▶ REQUIRED TASK:
In the entries that follow, count each line containing "Production" and state the total, nothing more.

▶ INFORMATION GIVEN:
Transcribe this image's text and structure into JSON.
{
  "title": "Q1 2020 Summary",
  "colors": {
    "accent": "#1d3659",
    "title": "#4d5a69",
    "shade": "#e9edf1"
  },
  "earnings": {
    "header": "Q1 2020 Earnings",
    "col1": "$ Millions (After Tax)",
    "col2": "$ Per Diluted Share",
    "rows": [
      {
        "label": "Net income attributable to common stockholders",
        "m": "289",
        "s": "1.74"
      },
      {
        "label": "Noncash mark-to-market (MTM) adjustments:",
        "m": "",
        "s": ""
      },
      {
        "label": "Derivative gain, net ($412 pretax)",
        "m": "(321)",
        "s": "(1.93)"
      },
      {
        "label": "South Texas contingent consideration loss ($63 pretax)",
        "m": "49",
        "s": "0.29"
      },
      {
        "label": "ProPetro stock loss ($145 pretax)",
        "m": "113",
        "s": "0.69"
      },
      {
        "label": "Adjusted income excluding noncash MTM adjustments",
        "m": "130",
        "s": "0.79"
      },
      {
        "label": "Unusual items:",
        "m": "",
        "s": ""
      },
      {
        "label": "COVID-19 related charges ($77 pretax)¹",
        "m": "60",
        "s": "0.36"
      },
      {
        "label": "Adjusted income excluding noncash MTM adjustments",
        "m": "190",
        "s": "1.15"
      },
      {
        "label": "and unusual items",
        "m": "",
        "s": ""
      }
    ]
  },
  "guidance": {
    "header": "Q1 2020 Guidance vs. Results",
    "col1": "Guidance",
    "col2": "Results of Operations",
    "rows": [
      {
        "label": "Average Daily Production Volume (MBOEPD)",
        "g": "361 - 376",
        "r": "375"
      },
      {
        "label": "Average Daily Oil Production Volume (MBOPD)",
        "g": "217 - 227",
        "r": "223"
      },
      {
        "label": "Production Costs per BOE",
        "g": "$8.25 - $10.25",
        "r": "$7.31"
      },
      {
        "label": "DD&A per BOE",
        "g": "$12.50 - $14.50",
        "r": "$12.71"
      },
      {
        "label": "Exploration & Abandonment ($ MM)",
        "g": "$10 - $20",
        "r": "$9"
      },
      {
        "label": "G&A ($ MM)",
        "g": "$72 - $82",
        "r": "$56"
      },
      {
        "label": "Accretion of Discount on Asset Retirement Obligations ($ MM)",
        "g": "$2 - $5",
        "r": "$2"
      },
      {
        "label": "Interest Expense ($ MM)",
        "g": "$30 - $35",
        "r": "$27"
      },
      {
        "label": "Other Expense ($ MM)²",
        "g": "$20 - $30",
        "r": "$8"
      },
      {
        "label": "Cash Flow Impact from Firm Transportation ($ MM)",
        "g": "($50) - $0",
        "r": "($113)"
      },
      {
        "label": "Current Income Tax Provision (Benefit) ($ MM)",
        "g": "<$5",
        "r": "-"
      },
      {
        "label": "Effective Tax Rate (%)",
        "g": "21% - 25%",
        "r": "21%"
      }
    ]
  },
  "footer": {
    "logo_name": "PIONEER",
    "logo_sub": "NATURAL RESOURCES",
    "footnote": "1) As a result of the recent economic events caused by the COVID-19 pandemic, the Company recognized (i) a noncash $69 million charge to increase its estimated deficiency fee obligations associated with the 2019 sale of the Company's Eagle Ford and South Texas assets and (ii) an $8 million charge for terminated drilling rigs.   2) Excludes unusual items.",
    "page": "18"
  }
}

▶ EXERCISE OUTPUT:
3